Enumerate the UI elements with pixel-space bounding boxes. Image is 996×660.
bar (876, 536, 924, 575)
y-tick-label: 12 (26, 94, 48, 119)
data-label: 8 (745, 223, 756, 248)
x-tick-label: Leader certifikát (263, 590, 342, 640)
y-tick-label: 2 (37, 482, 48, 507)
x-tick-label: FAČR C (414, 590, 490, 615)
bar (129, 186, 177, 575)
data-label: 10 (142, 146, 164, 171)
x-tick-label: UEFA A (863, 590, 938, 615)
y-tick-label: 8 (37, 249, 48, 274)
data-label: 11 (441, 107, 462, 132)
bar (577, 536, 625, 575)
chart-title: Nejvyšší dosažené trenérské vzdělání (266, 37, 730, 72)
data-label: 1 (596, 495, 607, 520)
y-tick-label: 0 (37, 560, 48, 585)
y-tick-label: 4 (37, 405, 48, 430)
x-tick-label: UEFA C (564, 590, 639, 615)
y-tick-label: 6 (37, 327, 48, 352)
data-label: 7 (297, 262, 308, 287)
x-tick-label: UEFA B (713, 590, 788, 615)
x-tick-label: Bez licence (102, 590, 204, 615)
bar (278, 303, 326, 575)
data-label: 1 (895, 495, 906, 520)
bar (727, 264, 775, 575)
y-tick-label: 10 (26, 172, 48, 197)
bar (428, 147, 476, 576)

**Set problem**
Can you echo every line of the records above verbatim, in the same order?

**Result for this task**
Enumerate the UI elements with pixel-space bounding boxes. Image is 996×660.
bar (876, 536, 924, 575)
y-tick-label: 12 (26, 94, 48, 119)
data-label: 8 (745, 223, 756, 248)
x-tick-label: Leader certifikát (263, 590, 342, 640)
y-tick-label: 2 (37, 482, 48, 507)
x-tick-label: FAČR C (414, 590, 490, 615)
bar (129, 186, 177, 575)
data-label: 10 (142, 146, 164, 171)
x-tick-label: UEFA A (863, 590, 938, 615)
y-tick-label: 8 (37, 249, 48, 274)
data-label: 11 (441, 107, 462, 132)
bar (577, 536, 625, 575)
chart-title: Nejvyšší dosažené trenérské vzdělání (266, 37, 730, 72)
data-label: 1 (596, 495, 607, 520)
y-tick-label: 0 (37, 560, 48, 585)
y-tick-label: 4 (37, 405, 48, 430)
x-tick-label: UEFA C (564, 590, 639, 615)
y-tick-label: 6 (37, 327, 48, 352)
data-label: 7 (297, 262, 308, 287)
x-tick-label: UEFA B (713, 590, 788, 615)
x-tick-label: Bez licence (102, 590, 204, 615)
bar (278, 303, 326, 575)
data-label: 1 (895, 495, 906, 520)
bar (727, 264, 775, 575)
y-tick-label: 10 (26, 172, 48, 197)
bar (428, 147, 476, 576)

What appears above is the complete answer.